→ DIRECTION:
Reproduce the rows below verbatim, keeping every character and line break unchanged.
--- begin RECORD SET ---
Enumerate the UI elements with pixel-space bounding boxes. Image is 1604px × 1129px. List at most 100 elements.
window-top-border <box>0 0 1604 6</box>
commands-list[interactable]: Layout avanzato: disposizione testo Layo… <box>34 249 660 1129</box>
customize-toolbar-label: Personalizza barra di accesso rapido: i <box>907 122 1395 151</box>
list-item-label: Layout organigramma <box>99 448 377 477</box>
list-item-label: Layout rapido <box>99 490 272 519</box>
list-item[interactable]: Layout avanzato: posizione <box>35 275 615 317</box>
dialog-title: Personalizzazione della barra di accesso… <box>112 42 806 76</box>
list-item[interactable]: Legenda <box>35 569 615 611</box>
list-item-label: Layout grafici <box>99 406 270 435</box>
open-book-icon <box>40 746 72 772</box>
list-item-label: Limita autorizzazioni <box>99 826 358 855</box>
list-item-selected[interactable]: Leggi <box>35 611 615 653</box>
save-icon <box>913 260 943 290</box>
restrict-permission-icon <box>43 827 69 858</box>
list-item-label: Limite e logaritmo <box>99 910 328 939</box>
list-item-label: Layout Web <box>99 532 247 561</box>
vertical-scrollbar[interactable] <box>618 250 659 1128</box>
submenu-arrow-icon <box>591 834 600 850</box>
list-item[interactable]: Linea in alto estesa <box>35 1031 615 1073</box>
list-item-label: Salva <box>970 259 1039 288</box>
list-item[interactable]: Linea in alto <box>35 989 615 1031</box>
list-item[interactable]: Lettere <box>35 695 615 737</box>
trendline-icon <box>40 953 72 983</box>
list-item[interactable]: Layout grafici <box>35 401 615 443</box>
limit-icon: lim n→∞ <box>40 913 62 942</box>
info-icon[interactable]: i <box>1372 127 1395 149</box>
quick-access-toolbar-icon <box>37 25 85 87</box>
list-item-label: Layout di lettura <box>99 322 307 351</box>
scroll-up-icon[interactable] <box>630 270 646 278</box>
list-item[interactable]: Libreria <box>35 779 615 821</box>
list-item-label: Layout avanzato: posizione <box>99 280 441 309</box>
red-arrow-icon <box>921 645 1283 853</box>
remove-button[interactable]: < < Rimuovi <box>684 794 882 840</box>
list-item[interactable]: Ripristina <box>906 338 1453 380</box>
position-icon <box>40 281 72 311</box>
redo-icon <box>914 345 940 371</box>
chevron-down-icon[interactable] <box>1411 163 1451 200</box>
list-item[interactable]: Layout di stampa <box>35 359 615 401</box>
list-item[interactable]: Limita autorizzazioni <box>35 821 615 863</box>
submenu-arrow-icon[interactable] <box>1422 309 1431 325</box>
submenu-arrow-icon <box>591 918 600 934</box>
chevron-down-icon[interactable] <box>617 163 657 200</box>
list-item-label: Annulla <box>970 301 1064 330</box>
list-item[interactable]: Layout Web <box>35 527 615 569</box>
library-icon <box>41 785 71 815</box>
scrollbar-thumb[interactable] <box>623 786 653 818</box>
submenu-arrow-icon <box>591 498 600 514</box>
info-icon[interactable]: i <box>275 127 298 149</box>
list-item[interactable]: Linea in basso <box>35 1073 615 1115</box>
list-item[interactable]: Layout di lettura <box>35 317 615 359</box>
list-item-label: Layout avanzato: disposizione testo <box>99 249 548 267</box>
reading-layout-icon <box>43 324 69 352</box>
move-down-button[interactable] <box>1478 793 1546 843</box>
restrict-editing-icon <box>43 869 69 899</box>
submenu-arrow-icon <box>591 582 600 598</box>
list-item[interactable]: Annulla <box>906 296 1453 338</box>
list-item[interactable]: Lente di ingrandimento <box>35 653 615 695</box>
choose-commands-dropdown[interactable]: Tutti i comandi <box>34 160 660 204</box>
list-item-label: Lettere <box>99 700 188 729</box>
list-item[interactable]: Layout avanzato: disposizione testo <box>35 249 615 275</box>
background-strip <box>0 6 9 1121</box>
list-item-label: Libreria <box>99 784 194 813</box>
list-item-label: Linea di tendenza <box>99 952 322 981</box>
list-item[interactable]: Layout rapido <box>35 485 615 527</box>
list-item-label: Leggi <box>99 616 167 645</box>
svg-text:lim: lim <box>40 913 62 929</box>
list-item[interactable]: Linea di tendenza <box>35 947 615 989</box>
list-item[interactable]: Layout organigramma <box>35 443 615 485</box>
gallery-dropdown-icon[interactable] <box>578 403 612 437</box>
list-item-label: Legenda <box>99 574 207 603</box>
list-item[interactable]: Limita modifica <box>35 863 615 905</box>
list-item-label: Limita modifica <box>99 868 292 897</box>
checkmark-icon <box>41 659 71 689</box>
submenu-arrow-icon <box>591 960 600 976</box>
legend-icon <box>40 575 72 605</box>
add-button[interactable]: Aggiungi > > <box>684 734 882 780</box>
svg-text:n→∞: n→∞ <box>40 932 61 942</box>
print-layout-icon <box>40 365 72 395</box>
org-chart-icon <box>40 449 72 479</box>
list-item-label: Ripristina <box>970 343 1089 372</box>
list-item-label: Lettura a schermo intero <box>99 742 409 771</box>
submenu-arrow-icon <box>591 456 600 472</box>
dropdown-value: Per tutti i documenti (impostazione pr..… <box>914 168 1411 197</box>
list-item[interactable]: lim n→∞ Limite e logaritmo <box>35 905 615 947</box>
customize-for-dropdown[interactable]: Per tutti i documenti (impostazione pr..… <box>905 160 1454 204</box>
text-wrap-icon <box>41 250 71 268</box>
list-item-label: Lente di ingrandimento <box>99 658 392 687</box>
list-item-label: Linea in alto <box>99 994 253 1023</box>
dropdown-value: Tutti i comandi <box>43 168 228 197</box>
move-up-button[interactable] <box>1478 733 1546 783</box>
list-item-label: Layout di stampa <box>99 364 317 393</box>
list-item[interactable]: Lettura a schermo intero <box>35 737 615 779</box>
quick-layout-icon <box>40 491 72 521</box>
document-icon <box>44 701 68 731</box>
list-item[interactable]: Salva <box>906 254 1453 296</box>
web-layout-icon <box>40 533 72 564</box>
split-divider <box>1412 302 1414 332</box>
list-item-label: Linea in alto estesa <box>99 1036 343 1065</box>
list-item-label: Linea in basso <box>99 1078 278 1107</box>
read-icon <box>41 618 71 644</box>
--- end RECORD SET ---
→ CORRECT ANSWER:
Enumerate the UI elements with pixel-space bounding boxes. Image is 1604px × 1129px. List at most 100 elements.
window-top-border <box>0 0 1604 6</box>
commands-list[interactable]: Layout avanzato: disposizione testo Layo… <box>34 249 660 1129</box>
customize-toolbar-label: Personalizza barra di accesso rapido: i <box>907 122 1395 151</box>
list-item-label: Layout organigramma <box>99 448 377 477</box>
list-item-label: Layout rapido <box>99 490 272 519</box>
list-item[interactable]: Layout avanzato: posizione <box>35 275 615 317</box>
dialog-title: Personalizzazione della barra di accesso… <box>112 42 806 76</box>
list-item[interactable]: Legenda <box>35 569 615 611</box>
list-item-label: Layout grafici <box>99 406 270 435</box>
open-book-icon <box>40 746 72 772</box>
list-item-label: Limita autorizzazioni <box>99 826 358 855</box>
list-item-selected[interactable]: Leggi <box>35 611 615 653</box>
save-icon <box>913 260 943 290</box>
restrict-permission-icon <box>43 827 69 858</box>
list-item-label: Limite e logaritmo <box>99 910 328 939</box>
list-item-label: Layout Web <box>99 532 247 561</box>
vertical-scrollbar[interactable] <box>618 250 659 1128</box>
submenu-arrow-icon <box>591 834 600 850</box>
list-item[interactable]: Linea in alto estesa <box>35 1031 615 1073</box>
list-item-label: Salva <box>970 259 1039 288</box>
list-item[interactable]: Linea in alto <box>35 989 615 1031</box>
list-item[interactable]: Lettere <box>35 695 615 737</box>
trendline-icon <box>40 953 72 983</box>
list-item[interactable]: Layout grafici <box>35 401 615 443</box>
limit-icon: lim n→∞ <box>40 913 62 942</box>
info-icon[interactable]: i <box>1372 127 1395 149</box>
quick-access-toolbar-icon <box>37 25 85 87</box>
list-item-label: Layout di lettura <box>99 322 307 351</box>
scroll-up-icon[interactable] <box>630 270 646 278</box>
list-item[interactable]: Libreria <box>35 779 615 821</box>
list-item-label: Layout avanzato: posizione <box>99 280 441 309</box>
red-arrow-icon <box>921 645 1283 853</box>
remove-button[interactable]: < < Rimuovi <box>684 794 882 840</box>
list-item[interactable]: Ripristina <box>906 338 1453 380</box>
position-icon <box>40 281 72 311</box>
redo-icon <box>914 345 940 371</box>
chevron-down-icon[interactable] <box>1411 163 1451 200</box>
list-item[interactable]: Layout di stampa <box>35 359 615 401</box>
list-item[interactable]: Limita autorizzazioni <box>35 821 615 863</box>
submenu-arrow-icon[interactable] <box>1422 309 1431 325</box>
submenu-arrow-icon <box>591 918 600 934</box>
chevron-down-icon[interactable] <box>617 163 657 200</box>
list-item-label: Annulla <box>970 301 1064 330</box>
list-item[interactable]: Layout Web <box>35 527 615 569</box>
library-icon <box>41 785 71 815</box>
scrollbar-thumb[interactable] <box>623 786 653 818</box>
submenu-arrow-icon <box>591 498 600 514</box>
info-icon[interactable]: i <box>275 127 298 149</box>
list-item[interactable]: Linea in basso <box>35 1073 615 1115</box>
list-item[interactable]: Layout di lettura <box>35 317 615 359</box>
list-item-label: Layout avanzato: disposizione testo <box>99 249 548 267</box>
reading-layout-icon <box>43 324 69 352</box>
move-down-button[interactable] <box>1478 793 1546 843</box>
restrict-editing-icon <box>43 869 69 899</box>
submenu-arrow-icon <box>591 582 600 598</box>
list-item[interactable]: Annulla <box>906 296 1453 338</box>
list-item[interactable]: Lente di ingrandimento <box>35 653 615 695</box>
choose-commands-dropdown[interactable]: Tutti i comandi <box>34 160 660 204</box>
list-item-label: Lettere <box>99 700 188 729</box>
list-item[interactable]: Layout avanzato: disposizione testo <box>35 249 615 275</box>
background-strip <box>0 6 9 1121</box>
list-item-label: Libreria <box>99 784 194 813</box>
list-item-label: Linea di tendenza <box>99 952 322 981</box>
list-item[interactable]: Layout rapido <box>35 485 615 527</box>
list-item-label: Leggi <box>99 616 167 645</box>
svg-text:lim: lim <box>40 913 62 929</box>
list-item[interactable]: Linea di tendenza <box>35 947 615 989</box>
list-item[interactable]: Layout organigramma <box>35 443 615 485</box>
gallery-dropdown-icon[interactable] <box>578 403 612 437</box>
list-item-label: Legenda <box>99 574 207 603</box>
list-item[interactable]: Limita modifica <box>35 863 615 905</box>
list-item-label: Limita modifica <box>99 868 292 897</box>
checkmark-icon <box>41 659 71 689</box>
submenu-arrow-icon <box>591 960 600 976</box>
legend-icon <box>40 575 72 605</box>
add-button[interactable]: Aggiungi > > <box>684 734 882 780</box>
svg-text:n→∞: n→∞ <box>40 932 61 942</box>
print-layout-icon <box>40 365 72 395</box>
org-chart-icon <box>40 449 72 479</box>
list-item-label: Ripristina <box>970 343 1089 372</box>
list-item-label: Lettura a schermo intero <box>99 742 409 771</box>
submenu-arrow-icon <box>591 456 600 472</box>
dropdown-value: Per tutti i documenti (impostazione pr..… <box>914 168 1411 197</box>
list-item[interactable]: lim n→∞ Limite e logaritmo <box>35 905 615 947</box>
customize-for-dropdown[interactable]: Per tutti i documenti (impostazione pr..… <box>905 160 1454 204</box>
text-wrap-icon <box>41 250 71 268</box>
list-item-label: Lente di ingrandimento <box>99 658 392 687</box>
list-item-label: Linea in alto <box>99 994 253 1023</box>
dropdown-value: Tutti i comandi <box>43 168 228 197</box>
move-up-button[interactable] <box>1478 733 1546 783</box>
list-item-label: Layout di stampa <box>99 364 317 393</box>
list-item[interactable]: Lettura a schermo intero <box>35 737 615 779</box>
quick-layout-icon <box>40 491 72 521</box>
document-icon <box>44 701 68 731</box>
list-item[interactable]: Salva <box>906 254 1453 296</box>
web-layout-icon <box>40 533 72 564</box>
split-divider <box>1412 302 1414 332</box>
list-item-label: Linea in alto estesa <box>99 1036 343 1065</box>
list-item-label: Linea in basso <box>99 1078 278 1107</box>
read-icon <box>41 618 71 644</box>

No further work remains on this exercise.